WHAT THE TASK REQUIRES -
Return all the entries exactly, keeping pictures out.

** START EXTRACTED INFORMATION **

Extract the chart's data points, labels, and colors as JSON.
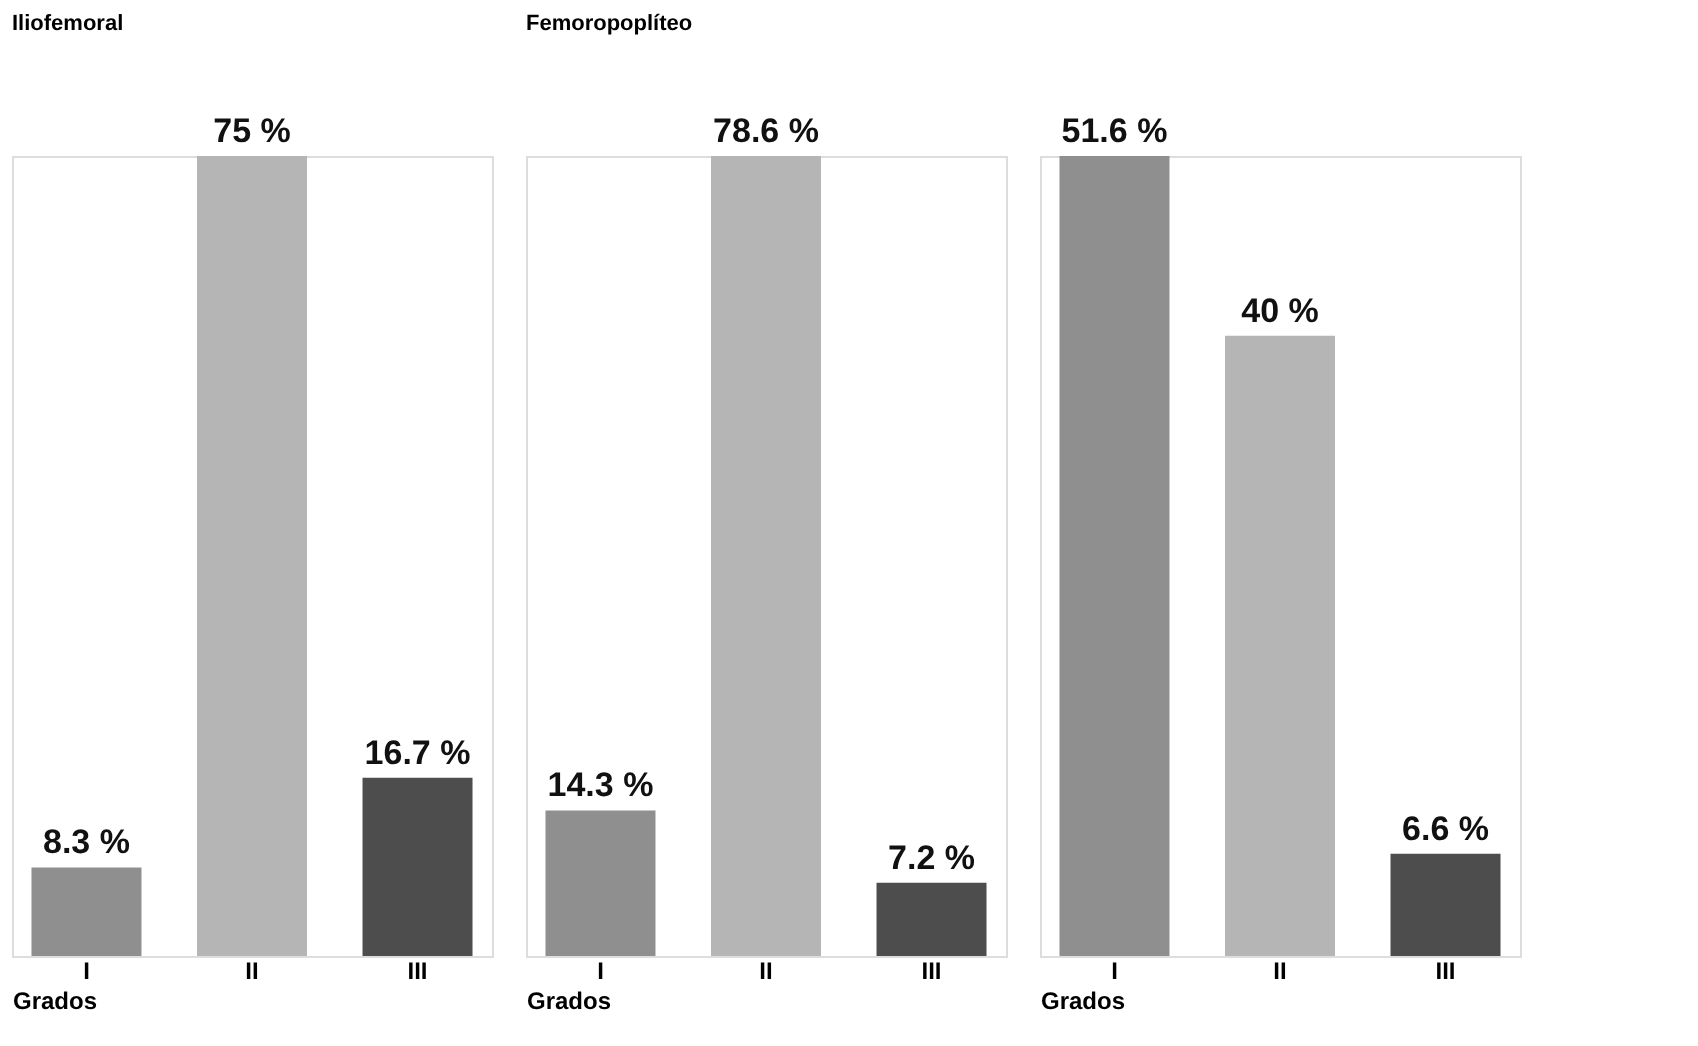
{
  "chart_data": [
    {
      "type": "bar",
      "title": "Iliofemoral",
      "xlabel": "Grados",
      "categories": [
        "I",
        "II",
        "III"
      ],
      "values": [
        8.3,
        75,
        16.7
      ],
      "colors": [
        "#8f8f8f",
        "#b5b5b5",
        "#4d4d4d"
      ],
      "value_labels": [
        "8.3 %",
        "75 %",
        "16.7 %"
      ],
      "tick_labels": "x"
    },
    {
      "type": "bar",
      "title": "Femoropoplíteo",
      "xlabel": "Grados",
      "categories": [
        "I",
        "II",
        "III"
      ],
      "values": [
        14.3,
        78.6,
        7.2
      ],
      "colors": [
        "#8f8f8f",
        "#b5b5b5",
        "#4d4d4d"
      ],
      "value_labels": [
        "14.3 %",
        "78.6 %",
        "7.2 %"
      ],
      "tick_labels": "x"
    },
    {
      "type": "bar",
      "xlabel": "Grados",
      "categories": [
        "I",
        "II",
        "III"
      ],
      "values": [
        51.6,
        40,
        6.6
      ],
      "colors": [
        "#8f8f8f",
        "#b5b5b5",
        "#4d4d4d"
      ],
      "value_labels": [
        "51.6 %",
        "40 %",
        "6.6 %"
      ],
      "tick_labels": "x"
    }
  ]
}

** END EXTRACTED INFORMATION **

WRITTEN ANSWER -
Extract the chart's data points, labels, and colors as JSON.
{
  "chart_data": [
    {
      "type": "bar",
      "title": "Iliofemoral",
      "xlabel": "Grados",
      "categories": [
        "I",
        "II",
        "III"
      ],
      "values": [
        8.3,
        75,
        16.7
      ],
      "colors": [
        "#8f8f8f",
        "#b5b5b5",
        "#4d4d4d"
      ],
      "value_labels": [
        "8.3 %",
        "75 %",
        "16.7 %"
      ],
      "tick_labels": "x"
    },
    {
      "type": "bar",
      "title": "Femoropoplíteo",
      "xlabel": "Grados",
      "categories": [
        "I",
        "II",
        "III"
      ],
      "values": [
        14.3,
        78.6,
        7.2
      ],
      "colors": [
        "#8f8f8f",
        "#b5b5b5",
        "#4d4d4d"
      ],
      "value_labels": [
        "14.3 %",
        "78.6 %",
        "7.2 %"
      ],
      "tick_labels": "x"
    },
    {
      "type": "bar",
      "xlabel": "Grados",
      "categories": [
        "I",
        "II",
        "III"
      ],
      "values": [
        51.6,
        40,
        6.6
      ],
      "colors": [
        "#8f8f8f",
        "#b5b5b5",
        "#4d4d4d"
      ],
      "value_labels": [
        "51.6 %",
        "40 %",
        "6.6 %"
      ],
      "tick_labels": "x"
    }
  ]
}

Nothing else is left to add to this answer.